Supplied entries –
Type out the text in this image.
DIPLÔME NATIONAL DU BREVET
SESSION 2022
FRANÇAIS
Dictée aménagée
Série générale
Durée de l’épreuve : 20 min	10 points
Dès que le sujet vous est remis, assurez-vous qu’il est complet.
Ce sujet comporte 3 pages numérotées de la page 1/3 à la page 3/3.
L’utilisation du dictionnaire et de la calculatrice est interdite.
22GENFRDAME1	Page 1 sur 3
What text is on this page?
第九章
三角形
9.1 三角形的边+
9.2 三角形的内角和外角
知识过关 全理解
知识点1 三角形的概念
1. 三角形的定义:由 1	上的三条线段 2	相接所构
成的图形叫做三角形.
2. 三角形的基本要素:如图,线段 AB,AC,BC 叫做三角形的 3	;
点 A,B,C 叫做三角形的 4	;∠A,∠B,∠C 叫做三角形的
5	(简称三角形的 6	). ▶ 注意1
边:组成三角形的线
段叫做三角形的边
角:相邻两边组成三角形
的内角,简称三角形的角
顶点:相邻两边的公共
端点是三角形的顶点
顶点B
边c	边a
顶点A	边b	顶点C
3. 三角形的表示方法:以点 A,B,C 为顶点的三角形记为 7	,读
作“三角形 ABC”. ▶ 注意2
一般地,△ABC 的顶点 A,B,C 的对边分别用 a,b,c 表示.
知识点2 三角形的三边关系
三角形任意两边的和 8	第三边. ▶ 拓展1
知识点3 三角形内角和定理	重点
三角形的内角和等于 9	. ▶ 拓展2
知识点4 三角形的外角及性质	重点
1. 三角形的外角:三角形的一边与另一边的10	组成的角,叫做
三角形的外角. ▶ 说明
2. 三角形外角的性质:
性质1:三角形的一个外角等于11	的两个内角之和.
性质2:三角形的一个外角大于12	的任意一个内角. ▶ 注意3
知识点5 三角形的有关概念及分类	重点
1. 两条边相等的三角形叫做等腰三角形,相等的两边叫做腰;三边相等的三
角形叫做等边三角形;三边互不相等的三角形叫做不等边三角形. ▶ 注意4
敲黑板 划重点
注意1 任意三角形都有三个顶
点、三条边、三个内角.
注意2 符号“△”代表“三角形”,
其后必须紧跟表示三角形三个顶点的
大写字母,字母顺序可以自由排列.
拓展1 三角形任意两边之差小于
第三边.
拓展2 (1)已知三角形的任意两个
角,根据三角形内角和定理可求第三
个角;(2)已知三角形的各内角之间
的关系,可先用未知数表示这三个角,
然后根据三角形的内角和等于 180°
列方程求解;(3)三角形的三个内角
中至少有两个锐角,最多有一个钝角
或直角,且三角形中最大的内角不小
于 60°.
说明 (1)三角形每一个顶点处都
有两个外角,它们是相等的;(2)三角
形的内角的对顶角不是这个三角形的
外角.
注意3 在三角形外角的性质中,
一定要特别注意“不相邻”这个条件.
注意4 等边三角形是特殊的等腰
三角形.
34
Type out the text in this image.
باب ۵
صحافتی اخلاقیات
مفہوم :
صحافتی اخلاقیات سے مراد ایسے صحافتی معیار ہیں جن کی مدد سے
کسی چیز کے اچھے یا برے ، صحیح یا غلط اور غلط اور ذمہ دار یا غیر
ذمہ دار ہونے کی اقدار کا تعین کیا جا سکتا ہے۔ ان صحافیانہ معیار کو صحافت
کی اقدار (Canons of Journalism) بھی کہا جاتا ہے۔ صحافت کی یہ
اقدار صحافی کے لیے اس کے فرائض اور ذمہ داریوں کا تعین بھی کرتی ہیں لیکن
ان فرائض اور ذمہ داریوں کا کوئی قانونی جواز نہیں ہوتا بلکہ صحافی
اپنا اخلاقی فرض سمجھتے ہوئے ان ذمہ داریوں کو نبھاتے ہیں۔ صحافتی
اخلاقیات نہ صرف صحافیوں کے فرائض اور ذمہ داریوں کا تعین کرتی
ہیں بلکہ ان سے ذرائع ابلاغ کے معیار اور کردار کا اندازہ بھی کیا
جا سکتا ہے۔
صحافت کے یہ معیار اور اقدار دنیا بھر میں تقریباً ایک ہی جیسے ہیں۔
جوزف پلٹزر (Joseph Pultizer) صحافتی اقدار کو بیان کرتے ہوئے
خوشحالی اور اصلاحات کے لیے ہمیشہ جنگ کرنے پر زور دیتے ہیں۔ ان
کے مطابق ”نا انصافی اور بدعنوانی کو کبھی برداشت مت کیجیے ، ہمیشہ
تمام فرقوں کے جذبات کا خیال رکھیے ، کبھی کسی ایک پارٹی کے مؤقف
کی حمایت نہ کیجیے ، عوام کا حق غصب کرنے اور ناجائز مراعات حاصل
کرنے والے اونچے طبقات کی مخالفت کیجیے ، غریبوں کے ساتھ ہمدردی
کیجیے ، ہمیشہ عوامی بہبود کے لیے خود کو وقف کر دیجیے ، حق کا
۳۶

Exercise instructions – Copy every line exactly. Leave nothing out.

Correct answer –
Type out the text in this image.
DIPLÔME NATIONAL DU BREVET
SESSION 2022
FRANÇAIS
Dictée aménagée
Série générale
Durée de l’épreuve : 20 min	10 points
Dès que le sujet vous est remis, assurez-vous qu’il est complet.
Ce sujet comporte 3 pages numérotées de la page 1/3 à la page 3/3.
L’utilisation du dictionnaire et de la calculatrice est interdite.
22GENFRDAME1	Page 1 sur 3
What text is on this page?
第九章
三角形
9.1 三角形的边+
9.2 三角形的内角和外角
知识过关 全理解
知识点1 三角形的概念
1. 三角形的定义:由 1	上的三条线段 2	相接所构
成的图形叫做三角形.
2. 三角形的基本要素:如图,线段 AB,AC,BC 叫做三角形的 3	;
点 A,B,C 叫做三角形的 4	;∠A,∠B,∠C 叫做三角形的
5	(简称三角形的 6	). ▶ 注意1
边:组成三角形的线
段叫做三角形的边
角:相邻两边组成三角形
的内角,简称三角形的角
顶点:相邻两边的公共
端点是三角形的顶点
顶点B
边c	边a
顶点A	边b	顶点C
3. 三角形的表示方法:以点 A,B,C 为顶点的三角形记为 7	,读
作“三角形 ABC”. ▶ 注意2
一般地,△ABC 的顶点 A,B,C 的对边分别用 a,b,c 表示.
知识点2 三角形的三边关系
三角形任意两边的和 8	第三边. ▶ 拓展1
知识点3 三角形内角和定理	重点
三角形的内角和等于 9	. ▶ 拓展2
知识点4 三角形的外角及性质	重点
1. 三角形的外角:三角形的一边与另一边的10	组成的角,叫做
三角形的外角. ▶ 说明
2. 三角形外角的性质:
性质1:三角形的一个外角等于11	的两个内角之和.
性质2:三角形的一个外角大于12	的任意一个内角. ▶ 注意3
知识点5 三角形的有关概念及分类	重点
1. 两条边相等的三角形叫做等腰三角形,相等的两边叫做腰;三边相等的三
角形叫做等边三角形;三边互不相等的三角形叫做不等边三角形. ▶ 注意4
敲黑板 划重点
注意1 任意三角形都有三个顶
点、三条边、三个内角.
注意2 符号“△”代表“三角形”,
其后必须紧跟表示三角形三个顶点的
大写字母,字母顺序可以自由排列.
拓展1 三角形任意两边之差小于
第三边.
拓展2 (1)已知三角形的任意两个
角,根据三角形内角和定理可求第三
个角;(2)已知三角形的各内角之间
的关系,可先用未知数表示这三个角,
然后根据三角形的内角和等于 180°
列方程求解;(3)三角形的三个内角
中至少有两个锐角,最多有一个钝角
或直角,且三角形中最大的内角不小
于 60°.
说明 (1)三角形每一个顶点处都
有两个外角,它们是相等的;(2)三角
形的内角的对顶角不是这个三角形的
外角.
注意3 在三角形外角的性质中,
一定要特别注意“不相邻”这个条件.
注意4 等边三角形是特殊的等腰
三角形.
34
Type out the text in this image.
باب ۵
صحافتی اخلاقیات
مفہوم :
صحافتی اخلاقیات سے مراد ایسے صحافتی معیار ہیں جن کی مدد سے
کسی چیز کے اچھے یا برے ، صحیح یا غلط اور غلط اور ذمہ دار یا غیر
ذمہ دار ہونے کی اقدار کا تعین کیا جا سکتا ہے۔ ان صحافیانہ معیار کو صحافت
کی اقدار (Canons of Journalism) بھی کہا جاتا ہے۔ صحافت کی یہ
اقدار صحافی کے لیے اس کے فرائض اور ذمہ داریوں کا تعین بھی کرتی ہیں لیکن
ان فرائض اور ذمہ داریوں کا کوئی قانونی جواز نہیں ہوتا بلکہ صحافی
اپنا اخلاقی فرض سمجھتے ہوئے ان ذمہ داریوں کو نبھاتے ہیں۔ صحافتی
اخلاقیات نہ صرف صحافیوں کے فرائض اور ذمہ داریوں کا تعین کرتی
ہیں بلکہ ان سے ذرائع ابلاغ کے معیار اور کردار کا اندازہ بھی کیا
جا سکتا ہے۔
صحافت کے یہ معیار اور اقدار دنیا بھر میں تقریباً ایک ہی جیسے ہیں۔
جوزف پلٹزر (Joseph Pultizer) صحافتی اقدار کو بیان کرتے ہوئے
خوشحالی اور اصلاحات کے لیے ہمیشہ جنگ کرنے پر زور دیتے ہیں۔ ان
کے مطابق ”نا انصافی اور بدعنوانی کو کبھی برداشت مت کیجیے ، ہمیشہ
تمام فرقوں کے جذبات کا خیال رکھیے ، کبھی کسی ایک پارٹی کے مؤقف
کی حمایت نہ کیجیے ، عوام کا حق غصب کرنے اور ناجائز مراعات حاصل
کرنے والے اونچے طبقات کی مخالفت کیجیے ، غریبوں کے ساتھ ہمدردی
کیجیے ، ہمیشہ عوامی بہبود کے لیے خود کو وقف کر دیجیے ، حق کا
۳۶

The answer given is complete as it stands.